WHAT YOU NEED TO DO:
Retype the whole listing verbatim and keep the pictures out of it.

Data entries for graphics
┄┄┄┄┄┄
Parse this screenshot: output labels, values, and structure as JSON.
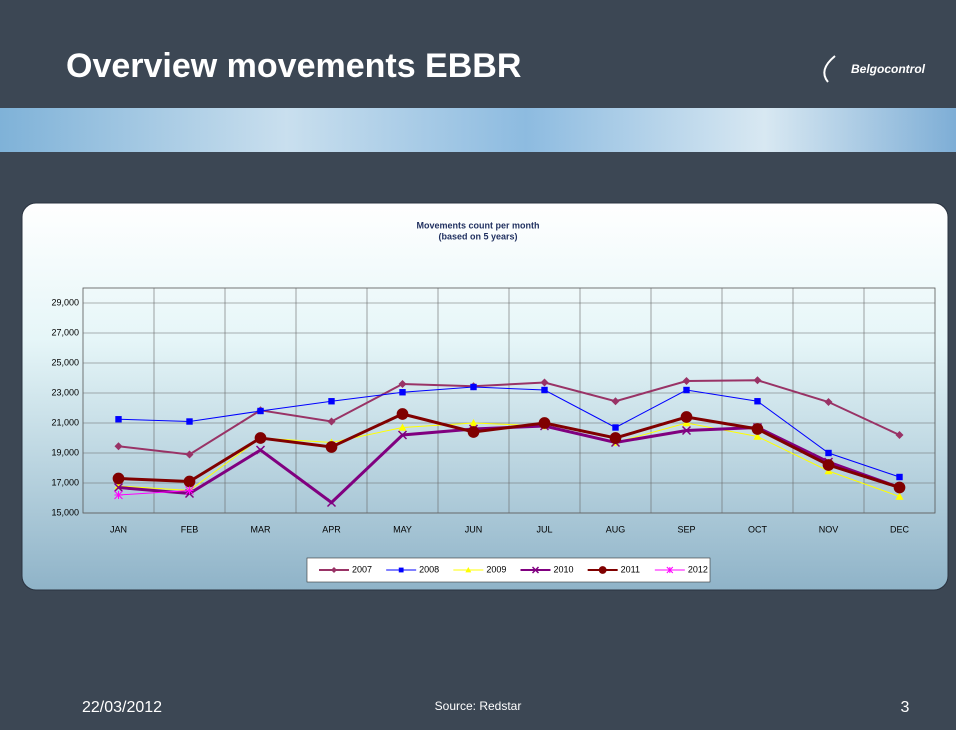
{
  "slide": {
    "title": "Overview movements EBBR",
    "logo": "Belgocontrol",
    "date": "22/03/2012",
    "source": "Source: Redstar",
    "page": "3"
  },
  "chart_data": {
    "type": "line",
    "title": "Movements count per month",
    "subtitle": "(based on 5 years)",
    "categories": [
      "JAN",
      "FEB",
      "MAR",
      "APR",
      "MAY",
      "JUN",
      "JUL",
      "AUG",
      "SEP",
      "OCT",
      "NOV",
      "DEC"
    ],
    "ylim": [
      15000,
      30000
    ],
    "yticks": [
      {
        "value": 15000,
        "label": "15,000"
      },
      {
        "value": 17000,
        "label": "17,000"
      },
      {
        "value": 19000,
        "label": "19,000"
      },
      {
        "value": 21000,
        "label": "21,000"
      },
      {
        "value": 23000,
        "label": "23,000"
      },
      {
        "value": 25000,
        "label": "25,000"
      },
      {
        "value": 27000,
        "label": "27,000"
      },
      {
        "value": 29000,
        "label": "29,000"
      }
    ],
    "grid": true,
    "legend": "bottom",
    "series": [
      {
        "name": "2007",
        "color": "#993366",
        "marker": "diamond",
        "line_width": 2,
        "values": [
          19450,
          18900,
          21850,
          21100,
          23600,
          23450,
          23700,
          22450,
          23800,
          23850,
          22400,
          20200
        ]
      },
      {
        "name": "2008",
        "color": "#0000ff",
        "marker": "square",
        "line_width": 1,
        "values": [
          21250,
          21100,
          21800,
          22450,
          23050,
          23400,
          23200,
          20700,
          23200,
          22450,
          19000,
          17400
        ]
      },
      {
        "name": "2009",
        "color": "#ffff00",
        "marker": "triangle",
        "line_width": 1,
        "values": [
          16800,
          16500,
          20000,
          19700,
          20700,
          21000,
          20800,
          19700,
          21000,
          20100,
          17800,
          16100
        ]
      },
      {
        "name": "2010",
        "color": "#800080",
        "marker": "x",
        "line_width": 3,
        "values": [
          16700,
          16300,
          19200,
          15700,
          20200,
          20600,
          20800,
          19700,
          20500,
          20700,
          18400,
          16700
        ]
      },
      {
        "name": "2011",
        "color": "#800000",
        "marker": "circle",
        "line_width": 3,
        "values": [
          17300,
          17100,
          20000,
          19400,
          21600,
          20400,
          21000,
          20000,
          21400,
          20600,
          18200,
          16700
        ]
      },
      {
        "name": "2012",
        "color": "#ff00ff",
        "marker": "star",
        "line_width": 1,
        "values": [
          16200,
          16500,
          null,
          null,
          null,
          null,
          null,
          null,
          null,
          null,
          null,
          null
        ]
      }
    ]
  }
}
┄┄┄┄┄┄
SOLVED EXERCISE:
Parse this screenshot: output labels, values, and structure as JSON.
{
  "slide": {
    "title": "Overview movements EBBR",
    "logo": "Belgocontrol",
    "date": "22/03/2012",
    "source": "Source: Redstar",
    "page": "3"
  },
  "chart_data": {
    "type": "line",
    "title": "Movements count per month",
    "subtitle": "(based on 5 years)",
    "categories": [
      "JAN",
      "FEB",
      "MAR",
      "APR",
      "MAY",
      "JUN",
      "JUL",
      "AUG",
      "SEP",
      "OCT",
      "NOV",
      "DEC"
    ],
    "ylim": [
      15000,
      30000
    ],
    "yticks": [
      {
        "value": 15000,
        "label": "15,000"
      },
      {
        "value": 17000,
        "label": "17,000"
      },
      {
        "value": 19000,
        "label": "19,000"
      },
      {
        "value": 21000,
        "label": "21,000"
      },
      {
        "value": 23000,
        "label": "23,000"
      },
      {
        "value": 25000,
        "label": "25,000"
      },
      {
        "value": 27000,
        "label": "27,000"
      },
      {
        "value": 29000,
        "label": "29,000"
      }
    ],
    "grid": true,
    "legend": "bottom",
    "series": [
      {
        "name": "2007",
        "color": "#993366",
        "marker": "diamond",
        "line_width": 2,
        "values": [
          19450,
          18900,
          21850,
          21100,
          23600,
          23450,
          23700,
          22450,
          23800,
          23850,
          22400,
          20200
        ]
      },
      {
        "name": "2008",
        "color": "#0000ff",
        "marker": "square",
        "line_width": 1,
        "values": [
          21250,
          21100,
          21800,
          22450,
          23050,
          23400,
          23200,
          20700,
          23200,
          22450,
          19000,
          17400
        ]
      },
      {
        "name": "2009",
        "color": "#ffff00",
        "marker": "triangle",
        "line_width": 1,
        "values": [
          16800,
          16500,
          20000,
          19700,
          20700,
          21000,
          20800,
          19700,
          21000,
          20100,
          17800,
          16100
        ]
      },
      {
        "name": "2010",
        "color": "#800080",
        "marker": "x",
        "line_width": 3,
        "values": [
          16700,
          16300,
          19200,
          15700,
          20200,
          20600,
          20800,
          19700,
          20500,
          20700,
          18400,
          16700
        ]
      },
      {
        "name": "2011",
        "color": "#800000",
        "marker": "circle",
        "line_width": 3,
        "values": [
          17300,
          17100,
          20000,
          19400,
          21600,
          20400,
          21000,
          20000,
          21400,
          20600,
          18200,
          16700
        ]
      },
      {
        "name": "2012",
        "color": "#ff00ff",
        "marker": "star",
        "line_width": 1,
        "values": [
          16200,
          16500,
          null,
          null,
          null,
          null,
          null,
          null,
          null,
          null,
          null,
          null
        ]
      }
    ]
  }
}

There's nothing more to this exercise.